Can you copy every one of the rows below without changing a single character?

[Layout element annotations]

::::::::::

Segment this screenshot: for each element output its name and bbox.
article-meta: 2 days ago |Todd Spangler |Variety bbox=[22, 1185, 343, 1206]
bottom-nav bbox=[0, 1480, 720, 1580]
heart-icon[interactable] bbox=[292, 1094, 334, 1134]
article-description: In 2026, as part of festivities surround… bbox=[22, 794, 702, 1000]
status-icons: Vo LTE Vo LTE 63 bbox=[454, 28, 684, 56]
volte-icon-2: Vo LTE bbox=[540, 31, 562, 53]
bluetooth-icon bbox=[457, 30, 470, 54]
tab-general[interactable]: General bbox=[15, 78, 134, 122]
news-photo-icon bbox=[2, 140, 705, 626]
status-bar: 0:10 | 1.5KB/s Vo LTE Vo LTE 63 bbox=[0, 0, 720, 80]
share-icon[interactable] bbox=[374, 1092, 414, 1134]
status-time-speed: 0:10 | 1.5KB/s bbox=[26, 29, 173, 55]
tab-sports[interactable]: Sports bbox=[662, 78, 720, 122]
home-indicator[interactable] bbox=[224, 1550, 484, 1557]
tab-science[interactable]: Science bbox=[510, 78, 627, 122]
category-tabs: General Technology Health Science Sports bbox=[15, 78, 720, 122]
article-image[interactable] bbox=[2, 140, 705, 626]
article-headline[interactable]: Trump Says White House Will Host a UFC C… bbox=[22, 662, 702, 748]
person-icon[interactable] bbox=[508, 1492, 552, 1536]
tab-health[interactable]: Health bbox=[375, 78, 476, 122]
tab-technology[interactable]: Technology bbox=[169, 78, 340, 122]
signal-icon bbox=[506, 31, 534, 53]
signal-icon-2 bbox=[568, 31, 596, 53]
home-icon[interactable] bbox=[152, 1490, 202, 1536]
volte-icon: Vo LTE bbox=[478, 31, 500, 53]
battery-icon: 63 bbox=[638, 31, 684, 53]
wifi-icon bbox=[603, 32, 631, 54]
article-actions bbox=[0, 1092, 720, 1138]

::::::::::

▶ **Written answer**
Segment this screenshot: for each element output its name and bbox.
article-meta: 2 days ago |Todd Spangler |Variety bbox=[22, 1185, 343, 1206]
bottom-nav bbox=[0, 1480, 720, 1580]
heart-icon[interactable] bbox=[292, 1094, 334, 1134]
article-description: In 2026, as part of festivities surround… bbox=[22, 794, 702, 1000]
status-icons: Vo LTE Vo LTE 63 bbox=[454, 28, 684, 56]
volte-icon-2: Vo LTE bbox=[540, 31, 562, 53]
bluetooth-icon bbox=[457, 30, 470, 54]
tab-general[interactable]: General bbox=[15, 78, 134, 122]
news-photo-icon bbox=[2, 140, 705, 626]
status-bar: 0:10 | 1.5KB/s Vo LTE Vo LTE 63 bbox=[0, 0, 720, 80]
share-icon[interactable] bbox=[374, 1092, 414, 1134]
status-time-speed: 0:10 | 1.5KB/s bbox=[26, 29, 173, 55]
tab-sports[interactable]: Sports bbox=[662, 78, 720, 122]
home-indicator[interactable] bbox=[224, 1550, 484, 1557]
tab-science[interactable]: Science bbox=[510, 78, 627, 122]
category-tabs: General Technology Health Science Sports bbox=[15, 78, 720, 122]
article-image[interactable] bbox=[2, 140, 705, 626]
article-headline[interactable]: Trump Says White House Will Host a UFC C… bbox=[22, 662, 702, 748]
person-icon[interactable] bbox=[508, 1492, 552, 1536]
tab-health[interactable]: Health bbox=[375, 78, 476, 122]
tab-technology[interactable]: Technology bbox=[169, 78, 340, 122]
signal-icon bbox=[506, 31, 534, 53]
signal-icon-2 bbox=[568, 31, 596, 53]
home-icon[interactable] bbox=[152, 1490, 202, 1536]
volte-icon: Vo LTE bbox=[478, 31, 500, 53]
battery-icon: 63 bbox=[638, 31, 684, 53]
wifi-icon bbox=[603, 32, 631, 54]
article-actions bbox=[0, 1092, 720, 1138]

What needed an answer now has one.